_Given records_:
* * * * * * *

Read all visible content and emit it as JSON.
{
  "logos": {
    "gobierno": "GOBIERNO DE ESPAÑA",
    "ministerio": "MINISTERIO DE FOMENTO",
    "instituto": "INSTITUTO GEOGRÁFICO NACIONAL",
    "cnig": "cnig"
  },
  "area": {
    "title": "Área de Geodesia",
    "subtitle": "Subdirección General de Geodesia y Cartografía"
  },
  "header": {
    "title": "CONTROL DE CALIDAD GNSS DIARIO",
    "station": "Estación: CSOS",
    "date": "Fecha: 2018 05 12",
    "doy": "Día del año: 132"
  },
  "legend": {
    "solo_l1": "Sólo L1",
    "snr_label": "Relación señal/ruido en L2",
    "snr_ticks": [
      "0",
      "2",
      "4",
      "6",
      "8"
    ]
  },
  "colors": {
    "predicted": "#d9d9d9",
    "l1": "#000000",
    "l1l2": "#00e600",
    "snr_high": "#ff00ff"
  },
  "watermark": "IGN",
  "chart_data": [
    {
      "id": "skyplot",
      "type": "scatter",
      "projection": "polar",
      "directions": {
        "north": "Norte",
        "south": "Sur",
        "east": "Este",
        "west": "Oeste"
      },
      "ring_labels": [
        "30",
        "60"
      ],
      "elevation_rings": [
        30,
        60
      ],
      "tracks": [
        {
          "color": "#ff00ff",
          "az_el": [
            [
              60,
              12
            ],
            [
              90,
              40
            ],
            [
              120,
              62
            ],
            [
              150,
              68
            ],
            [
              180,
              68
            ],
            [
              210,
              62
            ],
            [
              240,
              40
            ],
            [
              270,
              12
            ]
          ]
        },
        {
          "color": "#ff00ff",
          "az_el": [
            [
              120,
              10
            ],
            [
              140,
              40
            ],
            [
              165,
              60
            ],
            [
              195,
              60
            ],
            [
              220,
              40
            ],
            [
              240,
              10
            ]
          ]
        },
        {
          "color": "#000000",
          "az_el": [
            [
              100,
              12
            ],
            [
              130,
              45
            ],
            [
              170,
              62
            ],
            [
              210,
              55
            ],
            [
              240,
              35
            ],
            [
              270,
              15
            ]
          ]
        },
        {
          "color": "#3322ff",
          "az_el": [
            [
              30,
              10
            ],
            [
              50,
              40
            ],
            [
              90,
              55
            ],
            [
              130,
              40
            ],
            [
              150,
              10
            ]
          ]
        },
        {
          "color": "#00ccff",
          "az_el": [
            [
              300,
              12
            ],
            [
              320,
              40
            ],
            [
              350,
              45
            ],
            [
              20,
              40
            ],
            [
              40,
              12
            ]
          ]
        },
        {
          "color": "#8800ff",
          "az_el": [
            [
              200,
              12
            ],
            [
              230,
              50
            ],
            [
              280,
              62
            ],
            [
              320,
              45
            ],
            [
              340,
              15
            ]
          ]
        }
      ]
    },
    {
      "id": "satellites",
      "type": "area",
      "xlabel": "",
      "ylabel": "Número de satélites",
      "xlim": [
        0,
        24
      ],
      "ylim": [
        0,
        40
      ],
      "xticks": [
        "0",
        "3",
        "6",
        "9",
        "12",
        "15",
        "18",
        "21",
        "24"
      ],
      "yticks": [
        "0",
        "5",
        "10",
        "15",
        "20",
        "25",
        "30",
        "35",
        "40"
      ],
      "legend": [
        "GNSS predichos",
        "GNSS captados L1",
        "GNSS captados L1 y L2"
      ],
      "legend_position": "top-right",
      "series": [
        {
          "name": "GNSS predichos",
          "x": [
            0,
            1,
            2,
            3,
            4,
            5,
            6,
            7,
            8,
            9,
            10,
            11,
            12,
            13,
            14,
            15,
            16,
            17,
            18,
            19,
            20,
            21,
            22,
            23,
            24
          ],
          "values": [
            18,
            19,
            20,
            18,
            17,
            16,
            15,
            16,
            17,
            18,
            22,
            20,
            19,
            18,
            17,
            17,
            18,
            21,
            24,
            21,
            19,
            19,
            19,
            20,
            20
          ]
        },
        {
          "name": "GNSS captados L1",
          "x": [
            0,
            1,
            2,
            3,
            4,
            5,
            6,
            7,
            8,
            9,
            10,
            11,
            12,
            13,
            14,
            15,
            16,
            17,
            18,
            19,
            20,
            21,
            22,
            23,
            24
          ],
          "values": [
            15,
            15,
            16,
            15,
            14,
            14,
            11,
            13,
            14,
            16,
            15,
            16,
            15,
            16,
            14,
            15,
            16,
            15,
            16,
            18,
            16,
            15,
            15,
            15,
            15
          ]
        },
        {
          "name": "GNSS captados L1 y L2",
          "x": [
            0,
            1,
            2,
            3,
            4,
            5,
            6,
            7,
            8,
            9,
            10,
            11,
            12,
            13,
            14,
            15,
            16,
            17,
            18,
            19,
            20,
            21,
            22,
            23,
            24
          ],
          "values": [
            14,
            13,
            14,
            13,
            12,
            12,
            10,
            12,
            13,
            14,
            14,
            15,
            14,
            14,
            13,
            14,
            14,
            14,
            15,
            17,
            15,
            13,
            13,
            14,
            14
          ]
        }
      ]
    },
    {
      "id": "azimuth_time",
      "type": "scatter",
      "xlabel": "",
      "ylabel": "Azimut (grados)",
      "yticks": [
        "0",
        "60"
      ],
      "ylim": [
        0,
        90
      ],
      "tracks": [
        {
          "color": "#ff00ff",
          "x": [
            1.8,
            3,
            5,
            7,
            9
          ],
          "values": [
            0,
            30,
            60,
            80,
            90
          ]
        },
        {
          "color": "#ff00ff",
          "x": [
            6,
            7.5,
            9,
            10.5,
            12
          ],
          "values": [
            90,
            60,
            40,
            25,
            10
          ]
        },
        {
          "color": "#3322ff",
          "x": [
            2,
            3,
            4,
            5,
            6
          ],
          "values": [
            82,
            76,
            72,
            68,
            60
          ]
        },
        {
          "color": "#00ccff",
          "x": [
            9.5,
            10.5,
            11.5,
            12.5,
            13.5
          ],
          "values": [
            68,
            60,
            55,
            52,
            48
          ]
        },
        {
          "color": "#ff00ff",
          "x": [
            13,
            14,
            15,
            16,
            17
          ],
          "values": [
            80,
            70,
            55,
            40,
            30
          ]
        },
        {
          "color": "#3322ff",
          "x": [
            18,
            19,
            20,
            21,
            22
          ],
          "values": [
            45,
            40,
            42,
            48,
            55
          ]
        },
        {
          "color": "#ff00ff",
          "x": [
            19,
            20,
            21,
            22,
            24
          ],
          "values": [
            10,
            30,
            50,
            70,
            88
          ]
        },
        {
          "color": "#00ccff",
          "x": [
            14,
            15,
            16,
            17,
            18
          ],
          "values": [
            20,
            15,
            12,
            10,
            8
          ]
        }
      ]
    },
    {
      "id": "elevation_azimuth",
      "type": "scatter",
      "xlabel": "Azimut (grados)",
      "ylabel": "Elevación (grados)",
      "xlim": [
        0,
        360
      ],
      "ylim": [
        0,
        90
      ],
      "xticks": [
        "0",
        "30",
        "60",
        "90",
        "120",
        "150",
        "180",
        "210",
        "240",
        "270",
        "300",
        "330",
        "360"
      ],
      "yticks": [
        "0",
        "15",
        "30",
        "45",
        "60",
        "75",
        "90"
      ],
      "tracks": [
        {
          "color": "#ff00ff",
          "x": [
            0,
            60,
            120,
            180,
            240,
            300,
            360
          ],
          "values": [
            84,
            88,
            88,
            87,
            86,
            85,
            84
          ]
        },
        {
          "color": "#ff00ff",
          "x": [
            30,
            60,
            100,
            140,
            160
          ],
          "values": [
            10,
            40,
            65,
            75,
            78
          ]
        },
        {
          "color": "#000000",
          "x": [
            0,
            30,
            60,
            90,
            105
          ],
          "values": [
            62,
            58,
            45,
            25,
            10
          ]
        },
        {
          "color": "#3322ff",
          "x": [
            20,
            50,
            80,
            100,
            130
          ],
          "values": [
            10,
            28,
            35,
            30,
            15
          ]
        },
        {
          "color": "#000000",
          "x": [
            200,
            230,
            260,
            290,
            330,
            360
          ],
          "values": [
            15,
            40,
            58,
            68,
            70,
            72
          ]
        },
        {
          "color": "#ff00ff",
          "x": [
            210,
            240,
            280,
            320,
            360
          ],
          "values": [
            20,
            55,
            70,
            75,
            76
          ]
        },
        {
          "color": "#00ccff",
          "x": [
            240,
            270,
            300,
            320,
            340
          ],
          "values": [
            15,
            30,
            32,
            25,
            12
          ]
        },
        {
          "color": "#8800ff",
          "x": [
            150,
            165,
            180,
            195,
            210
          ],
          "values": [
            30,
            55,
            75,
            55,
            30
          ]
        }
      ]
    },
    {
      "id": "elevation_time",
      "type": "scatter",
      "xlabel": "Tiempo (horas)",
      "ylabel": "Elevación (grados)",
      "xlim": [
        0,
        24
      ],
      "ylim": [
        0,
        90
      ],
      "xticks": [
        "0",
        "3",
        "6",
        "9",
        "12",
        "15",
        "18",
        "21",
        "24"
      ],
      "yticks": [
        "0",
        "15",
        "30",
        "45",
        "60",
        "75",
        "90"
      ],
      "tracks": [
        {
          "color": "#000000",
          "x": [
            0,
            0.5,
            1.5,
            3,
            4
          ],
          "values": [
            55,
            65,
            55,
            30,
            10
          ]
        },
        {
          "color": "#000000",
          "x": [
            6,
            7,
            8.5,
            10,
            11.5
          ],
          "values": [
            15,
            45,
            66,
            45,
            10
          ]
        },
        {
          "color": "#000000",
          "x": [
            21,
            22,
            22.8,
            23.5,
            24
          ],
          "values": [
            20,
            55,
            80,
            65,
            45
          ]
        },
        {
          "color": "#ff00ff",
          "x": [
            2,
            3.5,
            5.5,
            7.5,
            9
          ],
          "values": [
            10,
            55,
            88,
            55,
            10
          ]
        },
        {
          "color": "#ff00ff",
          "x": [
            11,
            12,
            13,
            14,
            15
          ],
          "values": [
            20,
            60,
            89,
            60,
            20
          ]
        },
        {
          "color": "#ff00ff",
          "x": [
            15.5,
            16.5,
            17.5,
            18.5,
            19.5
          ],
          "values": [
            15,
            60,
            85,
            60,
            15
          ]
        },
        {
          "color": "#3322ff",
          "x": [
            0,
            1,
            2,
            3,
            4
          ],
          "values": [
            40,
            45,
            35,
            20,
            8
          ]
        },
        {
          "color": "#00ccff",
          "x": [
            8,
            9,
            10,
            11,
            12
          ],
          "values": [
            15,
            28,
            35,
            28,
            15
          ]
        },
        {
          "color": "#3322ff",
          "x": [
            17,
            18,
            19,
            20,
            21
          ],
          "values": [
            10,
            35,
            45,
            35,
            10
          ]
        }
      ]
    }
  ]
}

* * * * * * *

Copy down every line of the material above that includes the string "ylabel".

      "ylabel": "Número de satélites",
      "ylabel": "Azimut (grados)",
      "ylabel": "Elevación (grados)",
      "ylabel": "Elevación (grados)",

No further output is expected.